Report each line of the data that has "title" somewhere in it.

—————

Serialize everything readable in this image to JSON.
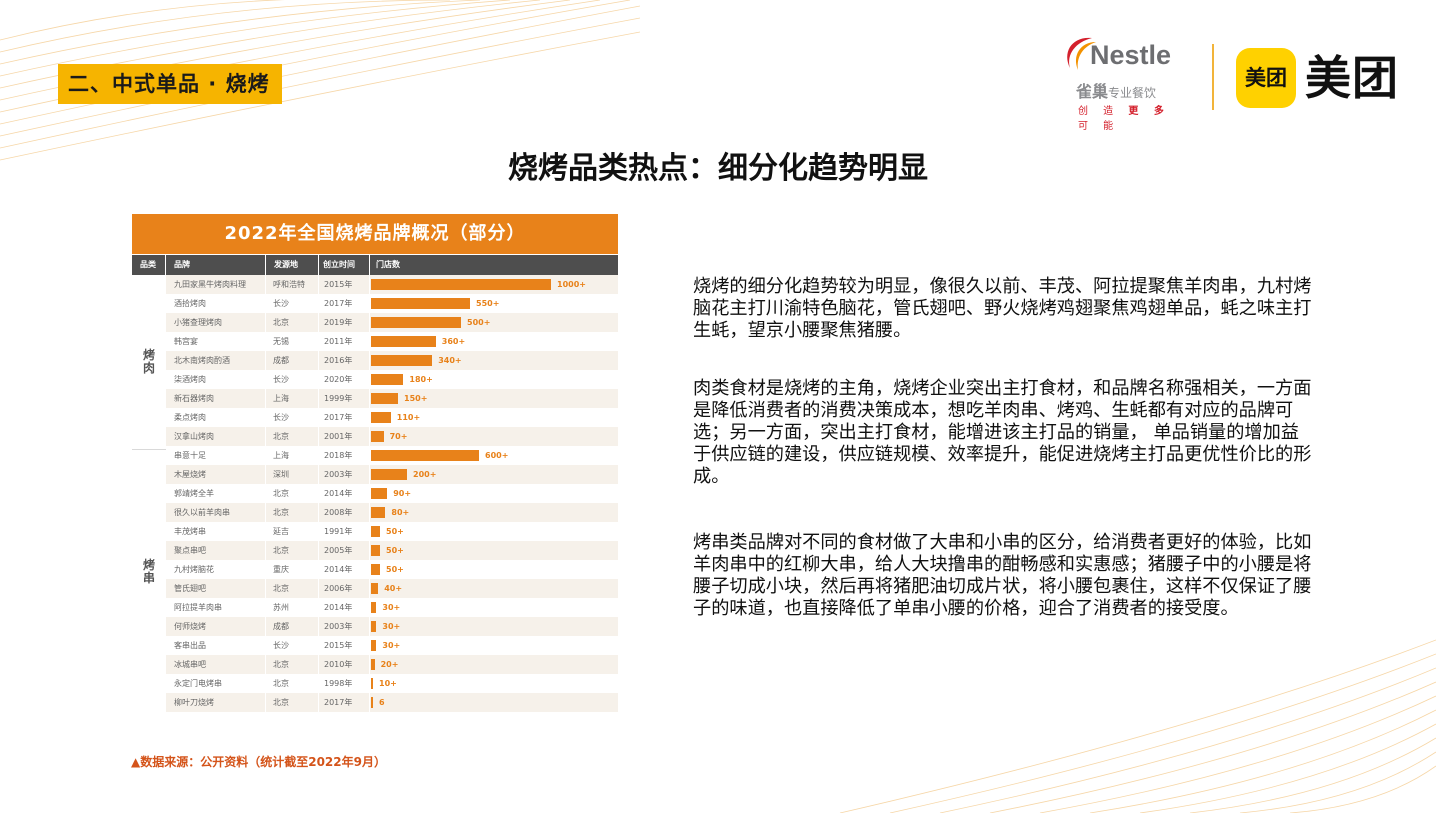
{
  "section_tag": "二、中式单品 · 烧烤",
  "logos": {
    "nestle": {
      "word": "Nestle",
      "cn_brand": "雀巢",
      "cn_tail": "专业餐饮",
      "slogan_a": "创 造 ",
      "slogan_b": "更 多",
      "slogan_c": " 可 能"
    },
    "meituan": {
      "badge": "美团",
      "word": "美团"
    }
  },
  "title": "烧烤品类热点：细分化趋势明显",
  "table": {
    "banner": "2022年全国烧烤品牌概况（部分）",
    "headers": {
      "category": "品类",
      "brand": "品牌",
      "origin": "发源地",
      "founded": "创立时间",
      "stores": "门店数"
    },
    "categories": [
      {
        "label_1": "烤",
        "label_2": "肉"
      },
      {
        "label_1": "烤",
        "label_2": "串"
      }
    ],
    "rows": [
      {
        "brand": "九田家黑牛烤肉料理",
        "origin": "呼和浩特",
        "year": "2015年",
        "stores": 1000,
        "label": "1000+",
        "group": 0
      },
      {
        "brand": "酒拾烤肉",
        "origin": "长沙",
        "year": "2017年",
        "stores": 550,
        "label": "550+",
        "group": 0
      },
      {
        "brand": "小猪查理烤肉",
        "origin": "北京",
        "year": "2019年",
        "stores": 500,
        "label": "500+",
        "group": 0
      },
      {
        "brand": "韩宫宴",
        "origin": "无锡",
        "year": "2011年",
        "stores": 360,
        "label": "360+",
        "group": 0
      },
      {
        "brand": "北木南烤肉酌酒",
        "origin": "成都",
        "year": "2016年",
        "stores": 340,
        "label": "340+",
        "group": 0
      },
      {
        "brand": "柒酒烤肉",
        "origin": "长沙",
        "year": "2020年",
        "stores": 180,
        "label": "180+",
        "group": 0
      },
      {
        "brand": "新石器烤肉",
        "origin": "上海",
        "year": "1999年",
        "stores": 150,
        "label": "150+",
        "group": 0
      },
      {
        "brand": "柔点烤肉",
        "origin": "长沙",
        "year": "2017年",
        "stores": 110,
        "label": "110+",
        "group": 0
      },
      {
        "brand": "汉拿山烤肉",
        "origin": "北京",
        "year": "2001年",
        "stores": 70,
        "label": "70+",
        "group": 0
      },
      {
        "brand": "串意十足",
        "origin": "上海",
        "year": "2018年",
        "stores": 600,
        "label": "600+",
        "group": 1
      },
      {
        "brand": "木屋烧烤",
        "origin": "深圳",
        "year": "2003年",
        "stores": 200,
        "label": "200+",
        "group": 1
      },
      {
        "brand": "郭靖烤全羊",
        "origin": "北京",
        "year": "2014年",
        "stores": 90,
        "label": "90+",
        "group": 1
      },
      {
        "brand": "很久以前羊肉串",
        "origin": "北京",
        "year": "2008年",
        "stores": 80,
        "label": "80+",
        "group": 1
      },
      {
        "brand": "丰茂烤串",
        "origin": "延吉",
        "year": "1991年",
        "stores": 50,
        "label": "50+",
        "group": 1
      },
      {
        "brand": "聚点串吧",
        "origin": "北京",
        "year": "2005年",
        "stores": 50,
        "label": "50+",
        "group": 1
      },
      {
        "brand": "九村烤脑花",
        "origin": "重庆",
        "year": "2014年",
        "stores": 50,
        "label": "50+",
        "group": 1
      },
      {
        "brand": "管氏翅吧",
        "origin": "北京",
        "year": "2006年",
        "stores": 40,
        "label": "40+",
        "group": 1
      },
      {
        "brand": "阿拉提羊肉串",
        "origin": "苏州",
        "year": "2014年",
        "stores": 30,
        "label": "30+",
        "group": 1
      },
      {
        "brand": "何师烧烤",
        "origin": "成都",
        "year": "2003年",
        "stores": 30,
        "label": "30+",
        "group": 1
      },
      {
        "brand": "客串出品",
        "origin": "长沙",
        "year": "2015年",
        "stores": 30,
        "label": "30+",
        "group": 1
      },
      {
        "brand": "冰城串吧",
        "origin": "北京",
        "year": "2010年",
        "stores": 20,
        "label": "20+",
        "group": 1
      },
      {
        "brand": "永定门电烤串",
        "origin": "北京",
        "year": "1998年",
        "stores": 10,
        "label": "10+",
        "group": 1
      },
      {
        "brand": "柳叶刀烧烤",
        "origin": "北京",
        "year": "2017年",
        "stores": 6,
        "label": "6",
        "group": 1
      }
    ]
  },
  "source_note": "▲数据来源：公开资料（统计截至2022年9月）",
  "paragraphs": [
    "烧烤的细分化趋势较为明显，像很久以前、丰茂、阿拉提聚焦羊肉串，九村烤脑花主打川渝特色脑花，管氏翅吧、野火烧烤鸡翅聚焦鸡翅单品，蚝之味主打生蚝，望京小腰聚焦猪腰。",
    "肉类食材是烧烤的主角，烧烤企业突出主打食材，和品牌名称强相关，一方面是降低消费者的消费决策成本，想吃羊肉串、烤鸡、生蚝都有对应的品牌可选；另一方面，突出主打食材，能增进该主打品的销量， 单品销量的增加益于供应链的建设，供应链规模、效率提升，能促进烧烤主打品更优性价比的形成。",
    "烤串类品牌对不同的食材做了大串和小串的区分，给消费者更好的体验，比如羊肉串中的红柳大串，给人大块撸串的酣畅感和实惠感；猪腰子中的小腰是将腰子切成小块，然后再将猪肥油切成片状，将小腰包裹住，这样不仅保证了腰子的味道，也直接降低了单串小腰的价格，迎合了消费者的接受度。"
  ],
  "chart_data": {
    "type": "bar",
    "title": "2022年全国烧烤品牌概况（部分）",
    "categories": [
      "九田家黑牛烤肉料理",
      "酒拾烤肉",
      "小猪查理烤肉",
      "韩宫宴",
      "北木南烤肉酌酒",
      "柒酒烤肉",
      "新石器烤肉",
      "柔点烤肉",
      "汉拿山烤肉",
      "串意十足",
      "木屋烧烤",
      "郭靖烤全羊",
      "很久以前羊肉串",
      "丰茂烤串",
      "聚点串吧",
      "九村烤脑花",
      "管氏翅吧",
      "阿拉提羊肉串",
      "何师烧烤",
      "客串出品",
      "冰城串吧",
      "永定门电烤串",
      "柳叶刀烧烤"
    ],
    "series": [
      {
        "name": "门店数",
        "values": [
          1000,
          550,
          500,
          360,
          340,
          180,
          150,
          110,
          70,
          600,
          200,
          90,
          80,
          50,
          50,
          50,
          40,
          30,
          30,
          30,
          20,
          10,
          6
        ]
      }
    ],
    "xlabel": "",
    "ylabel": "",
    "orientation": "horizontal"
  },
  "colors": {
    "accent": "#e8821a",
    "tag": "#f6b400",
    "header": "#4e4e4e",
    "meituan": "#ffd100",
    "source": "#d4541a"
  }
}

—————

The completed task:
  "title": "烧烤品类热点：细分化趋势明显",
    "title": "2022年全国烧烤品牌概况（部分）",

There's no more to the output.